*** Exercise materials

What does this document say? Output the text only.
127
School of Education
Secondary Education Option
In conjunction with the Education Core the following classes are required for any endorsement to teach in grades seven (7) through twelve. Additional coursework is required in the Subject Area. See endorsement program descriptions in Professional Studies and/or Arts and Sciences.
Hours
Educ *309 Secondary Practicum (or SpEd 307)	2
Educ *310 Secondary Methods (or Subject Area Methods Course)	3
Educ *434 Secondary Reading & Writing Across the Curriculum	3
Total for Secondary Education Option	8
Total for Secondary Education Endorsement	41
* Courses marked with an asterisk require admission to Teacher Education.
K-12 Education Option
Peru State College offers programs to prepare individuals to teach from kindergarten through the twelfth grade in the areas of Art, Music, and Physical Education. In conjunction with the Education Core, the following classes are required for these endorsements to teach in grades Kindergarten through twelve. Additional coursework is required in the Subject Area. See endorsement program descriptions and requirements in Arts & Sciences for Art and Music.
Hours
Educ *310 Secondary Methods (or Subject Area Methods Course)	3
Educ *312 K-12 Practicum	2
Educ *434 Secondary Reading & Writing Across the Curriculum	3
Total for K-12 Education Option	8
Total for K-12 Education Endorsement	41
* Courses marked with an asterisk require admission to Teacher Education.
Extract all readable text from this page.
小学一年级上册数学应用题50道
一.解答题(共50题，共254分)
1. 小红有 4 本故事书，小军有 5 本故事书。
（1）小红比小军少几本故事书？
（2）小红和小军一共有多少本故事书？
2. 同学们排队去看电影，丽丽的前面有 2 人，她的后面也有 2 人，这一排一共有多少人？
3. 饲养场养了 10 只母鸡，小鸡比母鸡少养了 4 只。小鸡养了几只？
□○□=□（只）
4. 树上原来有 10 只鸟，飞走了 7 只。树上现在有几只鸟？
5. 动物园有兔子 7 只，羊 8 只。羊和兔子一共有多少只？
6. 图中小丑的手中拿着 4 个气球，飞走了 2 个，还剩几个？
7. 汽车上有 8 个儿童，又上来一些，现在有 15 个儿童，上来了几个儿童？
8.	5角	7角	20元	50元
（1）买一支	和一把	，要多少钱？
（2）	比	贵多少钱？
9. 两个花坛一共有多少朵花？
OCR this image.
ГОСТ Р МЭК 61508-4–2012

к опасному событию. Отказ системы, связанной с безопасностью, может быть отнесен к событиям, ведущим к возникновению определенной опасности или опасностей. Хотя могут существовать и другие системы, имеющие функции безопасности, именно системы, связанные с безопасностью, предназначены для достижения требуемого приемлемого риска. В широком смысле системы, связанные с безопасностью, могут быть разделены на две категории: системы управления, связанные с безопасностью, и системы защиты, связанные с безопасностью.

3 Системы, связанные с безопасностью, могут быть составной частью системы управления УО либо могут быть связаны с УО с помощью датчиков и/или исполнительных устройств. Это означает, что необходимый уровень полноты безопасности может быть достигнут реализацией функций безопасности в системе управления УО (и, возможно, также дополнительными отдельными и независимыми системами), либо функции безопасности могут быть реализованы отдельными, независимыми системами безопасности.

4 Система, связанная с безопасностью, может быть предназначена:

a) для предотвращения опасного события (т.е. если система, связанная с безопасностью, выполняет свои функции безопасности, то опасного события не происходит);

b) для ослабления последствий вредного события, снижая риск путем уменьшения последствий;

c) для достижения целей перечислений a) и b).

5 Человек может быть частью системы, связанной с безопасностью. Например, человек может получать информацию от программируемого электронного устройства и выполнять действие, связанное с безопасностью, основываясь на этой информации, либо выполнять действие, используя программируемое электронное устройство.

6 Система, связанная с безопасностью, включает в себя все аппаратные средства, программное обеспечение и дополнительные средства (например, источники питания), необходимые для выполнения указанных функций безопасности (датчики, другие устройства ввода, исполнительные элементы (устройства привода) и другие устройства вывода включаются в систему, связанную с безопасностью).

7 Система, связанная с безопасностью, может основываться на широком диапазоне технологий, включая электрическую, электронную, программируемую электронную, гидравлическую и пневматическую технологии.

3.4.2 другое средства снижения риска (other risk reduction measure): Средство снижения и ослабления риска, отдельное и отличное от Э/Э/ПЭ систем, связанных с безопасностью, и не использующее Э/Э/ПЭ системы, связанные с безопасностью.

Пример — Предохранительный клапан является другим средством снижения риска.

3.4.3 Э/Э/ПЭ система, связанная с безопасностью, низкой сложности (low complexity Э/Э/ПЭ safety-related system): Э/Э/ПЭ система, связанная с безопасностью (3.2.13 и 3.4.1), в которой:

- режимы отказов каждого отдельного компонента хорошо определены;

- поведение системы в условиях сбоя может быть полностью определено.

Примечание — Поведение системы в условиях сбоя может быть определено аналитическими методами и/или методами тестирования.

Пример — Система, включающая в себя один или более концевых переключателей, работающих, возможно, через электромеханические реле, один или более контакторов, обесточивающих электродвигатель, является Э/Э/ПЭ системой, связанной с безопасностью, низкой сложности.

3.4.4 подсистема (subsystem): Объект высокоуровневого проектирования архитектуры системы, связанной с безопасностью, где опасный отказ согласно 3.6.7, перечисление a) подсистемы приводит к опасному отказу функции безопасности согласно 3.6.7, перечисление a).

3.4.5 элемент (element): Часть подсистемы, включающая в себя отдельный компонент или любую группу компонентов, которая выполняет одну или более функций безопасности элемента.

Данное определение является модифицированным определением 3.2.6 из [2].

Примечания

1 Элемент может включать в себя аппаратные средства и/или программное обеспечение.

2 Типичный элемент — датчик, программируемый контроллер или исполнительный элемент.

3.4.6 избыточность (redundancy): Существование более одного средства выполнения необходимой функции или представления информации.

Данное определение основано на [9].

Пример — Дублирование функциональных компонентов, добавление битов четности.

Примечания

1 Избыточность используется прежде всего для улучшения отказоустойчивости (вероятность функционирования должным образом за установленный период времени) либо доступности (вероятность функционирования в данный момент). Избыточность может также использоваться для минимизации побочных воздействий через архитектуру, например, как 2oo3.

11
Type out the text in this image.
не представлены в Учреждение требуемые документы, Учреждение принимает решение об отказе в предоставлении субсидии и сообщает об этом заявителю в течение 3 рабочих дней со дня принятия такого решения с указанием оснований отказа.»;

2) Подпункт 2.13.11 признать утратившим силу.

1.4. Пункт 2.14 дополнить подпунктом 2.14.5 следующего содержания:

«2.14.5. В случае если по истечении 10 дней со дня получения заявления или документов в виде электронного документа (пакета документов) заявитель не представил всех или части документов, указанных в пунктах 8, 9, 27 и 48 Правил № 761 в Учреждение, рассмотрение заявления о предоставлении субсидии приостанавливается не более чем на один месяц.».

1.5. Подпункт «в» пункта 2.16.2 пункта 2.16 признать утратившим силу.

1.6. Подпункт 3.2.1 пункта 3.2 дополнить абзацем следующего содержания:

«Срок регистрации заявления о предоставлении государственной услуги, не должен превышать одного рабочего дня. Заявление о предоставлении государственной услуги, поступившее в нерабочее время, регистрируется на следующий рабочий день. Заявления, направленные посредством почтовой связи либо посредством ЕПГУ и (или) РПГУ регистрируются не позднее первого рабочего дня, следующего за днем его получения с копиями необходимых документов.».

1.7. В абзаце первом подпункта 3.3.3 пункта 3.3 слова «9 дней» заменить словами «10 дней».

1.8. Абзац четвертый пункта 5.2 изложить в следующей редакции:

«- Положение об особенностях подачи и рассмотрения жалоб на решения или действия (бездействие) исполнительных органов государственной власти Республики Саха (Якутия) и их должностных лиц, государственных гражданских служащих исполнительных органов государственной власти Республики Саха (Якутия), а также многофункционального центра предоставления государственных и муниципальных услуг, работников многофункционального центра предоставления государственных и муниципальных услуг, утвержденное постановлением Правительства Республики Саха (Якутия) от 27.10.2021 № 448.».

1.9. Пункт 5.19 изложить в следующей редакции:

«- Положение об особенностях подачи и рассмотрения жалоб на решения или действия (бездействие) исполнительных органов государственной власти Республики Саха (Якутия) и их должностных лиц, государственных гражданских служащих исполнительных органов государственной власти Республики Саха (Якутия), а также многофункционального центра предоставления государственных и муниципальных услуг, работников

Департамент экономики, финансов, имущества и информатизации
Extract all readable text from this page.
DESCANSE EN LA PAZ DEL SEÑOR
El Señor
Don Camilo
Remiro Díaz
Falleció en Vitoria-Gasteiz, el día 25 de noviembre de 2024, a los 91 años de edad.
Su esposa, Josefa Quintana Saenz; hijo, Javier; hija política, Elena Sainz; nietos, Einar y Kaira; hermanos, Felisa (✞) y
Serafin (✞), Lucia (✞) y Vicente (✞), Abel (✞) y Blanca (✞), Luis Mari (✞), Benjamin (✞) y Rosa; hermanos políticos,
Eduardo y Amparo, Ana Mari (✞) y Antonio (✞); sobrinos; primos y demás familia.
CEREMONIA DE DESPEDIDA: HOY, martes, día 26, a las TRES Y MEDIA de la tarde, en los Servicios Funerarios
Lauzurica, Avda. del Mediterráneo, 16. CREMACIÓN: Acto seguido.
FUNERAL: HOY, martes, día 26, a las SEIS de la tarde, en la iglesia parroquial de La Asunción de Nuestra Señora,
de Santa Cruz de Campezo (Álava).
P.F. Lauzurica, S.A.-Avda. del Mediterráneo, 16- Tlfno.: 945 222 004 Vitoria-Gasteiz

******

Where a line contains the string "Lauzurica", extract that line.

Lauzurica, Avda. del Mediterráneo, 16. CREMACIÓN: Acto seguido.
P.F. Lauzurica, S.A.-Avda. del Mediterráneo, 16- Tlfno.: 945 222 004 Vitoria-Gasteiz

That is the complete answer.